Data excerpts
------------------------------------------------
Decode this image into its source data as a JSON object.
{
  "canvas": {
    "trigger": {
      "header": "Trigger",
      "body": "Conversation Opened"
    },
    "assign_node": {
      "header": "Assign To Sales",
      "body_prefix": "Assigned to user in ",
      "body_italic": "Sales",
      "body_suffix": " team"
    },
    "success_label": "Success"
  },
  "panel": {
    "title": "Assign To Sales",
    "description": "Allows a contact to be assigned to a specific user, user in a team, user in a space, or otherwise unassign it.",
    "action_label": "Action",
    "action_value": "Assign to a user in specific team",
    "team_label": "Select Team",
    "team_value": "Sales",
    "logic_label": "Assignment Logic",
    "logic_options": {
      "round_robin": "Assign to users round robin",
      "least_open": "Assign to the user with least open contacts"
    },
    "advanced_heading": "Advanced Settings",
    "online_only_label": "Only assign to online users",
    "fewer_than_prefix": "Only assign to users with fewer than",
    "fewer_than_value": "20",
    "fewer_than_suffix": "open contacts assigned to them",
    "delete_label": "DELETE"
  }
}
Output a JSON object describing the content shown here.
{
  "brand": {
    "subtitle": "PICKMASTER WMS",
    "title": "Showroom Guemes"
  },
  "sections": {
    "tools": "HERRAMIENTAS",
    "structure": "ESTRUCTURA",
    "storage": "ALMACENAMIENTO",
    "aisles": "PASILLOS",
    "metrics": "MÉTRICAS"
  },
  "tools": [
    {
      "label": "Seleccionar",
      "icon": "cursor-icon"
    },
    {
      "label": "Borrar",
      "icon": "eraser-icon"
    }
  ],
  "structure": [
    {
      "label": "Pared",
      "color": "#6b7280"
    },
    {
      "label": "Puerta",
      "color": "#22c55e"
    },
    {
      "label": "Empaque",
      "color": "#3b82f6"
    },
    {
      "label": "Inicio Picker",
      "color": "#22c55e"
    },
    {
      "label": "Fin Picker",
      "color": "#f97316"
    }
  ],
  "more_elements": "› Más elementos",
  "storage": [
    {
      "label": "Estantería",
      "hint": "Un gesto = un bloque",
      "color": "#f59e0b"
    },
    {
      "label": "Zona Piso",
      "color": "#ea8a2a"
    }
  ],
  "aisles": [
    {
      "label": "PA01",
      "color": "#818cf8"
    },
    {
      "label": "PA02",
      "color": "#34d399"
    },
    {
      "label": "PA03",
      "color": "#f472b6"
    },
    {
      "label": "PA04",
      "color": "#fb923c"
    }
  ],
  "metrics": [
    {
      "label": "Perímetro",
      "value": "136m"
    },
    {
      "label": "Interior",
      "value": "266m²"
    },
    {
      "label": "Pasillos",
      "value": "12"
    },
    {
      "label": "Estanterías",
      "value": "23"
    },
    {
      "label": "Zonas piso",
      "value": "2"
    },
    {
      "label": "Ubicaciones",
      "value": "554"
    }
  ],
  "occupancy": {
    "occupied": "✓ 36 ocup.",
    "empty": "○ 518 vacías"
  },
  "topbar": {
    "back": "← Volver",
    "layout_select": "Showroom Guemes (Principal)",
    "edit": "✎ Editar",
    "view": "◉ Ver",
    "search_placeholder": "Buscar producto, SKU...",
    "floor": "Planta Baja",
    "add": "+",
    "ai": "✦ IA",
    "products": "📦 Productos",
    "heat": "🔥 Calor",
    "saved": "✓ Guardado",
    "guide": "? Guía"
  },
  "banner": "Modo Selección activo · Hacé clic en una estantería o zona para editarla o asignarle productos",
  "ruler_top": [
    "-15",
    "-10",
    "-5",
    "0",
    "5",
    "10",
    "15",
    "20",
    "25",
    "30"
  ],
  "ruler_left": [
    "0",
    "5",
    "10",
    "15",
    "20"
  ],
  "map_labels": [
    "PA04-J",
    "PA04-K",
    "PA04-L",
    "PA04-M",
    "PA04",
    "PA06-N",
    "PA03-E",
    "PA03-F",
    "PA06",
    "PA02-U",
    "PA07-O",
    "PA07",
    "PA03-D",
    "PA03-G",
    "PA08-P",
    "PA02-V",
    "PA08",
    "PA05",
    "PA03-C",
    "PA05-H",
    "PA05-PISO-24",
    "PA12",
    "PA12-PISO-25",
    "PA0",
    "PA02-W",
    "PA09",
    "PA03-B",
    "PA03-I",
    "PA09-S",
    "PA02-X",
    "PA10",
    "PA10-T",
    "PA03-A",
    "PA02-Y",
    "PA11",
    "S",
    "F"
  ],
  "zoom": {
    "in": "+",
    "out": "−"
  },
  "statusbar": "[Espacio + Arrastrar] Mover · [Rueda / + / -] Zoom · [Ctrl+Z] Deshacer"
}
------------------------------------------------
__The task__: From the data, list each line in which the string "specific" appears.

__Problem solution__:
    "description": "Allows a contact to be assigned to a specific user, user in a team, user in a space, or otherwise unassign it.",
    "action_value": "Assign to a user in specific team",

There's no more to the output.